Task to carry out
Search the records for the word "ГОСТ" and pick out every line that has it.

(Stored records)
★ ★ ★

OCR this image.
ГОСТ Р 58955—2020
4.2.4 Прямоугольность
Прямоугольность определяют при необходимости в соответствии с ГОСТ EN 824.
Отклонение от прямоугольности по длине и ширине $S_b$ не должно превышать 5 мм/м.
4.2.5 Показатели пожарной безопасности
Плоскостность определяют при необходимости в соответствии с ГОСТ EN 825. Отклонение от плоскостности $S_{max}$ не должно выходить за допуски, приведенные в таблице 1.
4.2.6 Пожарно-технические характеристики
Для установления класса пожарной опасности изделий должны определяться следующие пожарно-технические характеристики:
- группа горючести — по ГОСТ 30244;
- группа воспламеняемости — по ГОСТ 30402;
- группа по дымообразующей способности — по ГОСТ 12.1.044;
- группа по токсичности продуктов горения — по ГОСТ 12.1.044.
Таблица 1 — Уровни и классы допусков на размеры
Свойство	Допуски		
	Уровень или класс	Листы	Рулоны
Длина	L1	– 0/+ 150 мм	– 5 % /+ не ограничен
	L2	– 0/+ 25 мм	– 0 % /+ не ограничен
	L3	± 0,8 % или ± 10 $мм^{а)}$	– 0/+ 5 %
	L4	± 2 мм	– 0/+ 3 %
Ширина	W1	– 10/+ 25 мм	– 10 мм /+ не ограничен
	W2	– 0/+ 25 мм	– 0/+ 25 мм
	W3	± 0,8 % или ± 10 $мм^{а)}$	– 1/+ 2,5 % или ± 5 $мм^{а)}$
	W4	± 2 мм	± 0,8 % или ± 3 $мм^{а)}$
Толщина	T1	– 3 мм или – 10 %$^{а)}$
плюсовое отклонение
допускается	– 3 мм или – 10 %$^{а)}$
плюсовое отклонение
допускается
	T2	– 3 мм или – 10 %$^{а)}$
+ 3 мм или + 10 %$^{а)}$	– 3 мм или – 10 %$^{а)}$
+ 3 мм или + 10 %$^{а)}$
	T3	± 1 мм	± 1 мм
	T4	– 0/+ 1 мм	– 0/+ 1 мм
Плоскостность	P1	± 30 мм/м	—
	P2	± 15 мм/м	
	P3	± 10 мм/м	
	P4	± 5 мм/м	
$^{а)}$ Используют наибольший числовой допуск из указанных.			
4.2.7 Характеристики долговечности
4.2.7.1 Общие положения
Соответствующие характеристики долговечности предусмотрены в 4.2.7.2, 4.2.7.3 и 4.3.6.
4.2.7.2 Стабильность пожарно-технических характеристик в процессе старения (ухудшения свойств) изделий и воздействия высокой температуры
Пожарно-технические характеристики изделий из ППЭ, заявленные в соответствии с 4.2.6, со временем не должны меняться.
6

★ ★ ★

The result
ГОСТ Р 58955—2020
Прямоугольность определяют при необходимости в соответствии с ГОСТ EN 824.
Плоскостность определяют при необходимости в соответствии с ГОСТ EN 825. Отклонение от плоскостности $S_{max}$ не должно выходить за допуски, приведенные в таблице 1.
- группа горючести — по ГОСТ 30244;
- группа воспламеняемости — по ГОСТ 30402;
- группа по дымообразующей способности — по ГОСТ 12.1.044;
- группа по токсичности продуктов горения — по ГОСТ 12.1.044.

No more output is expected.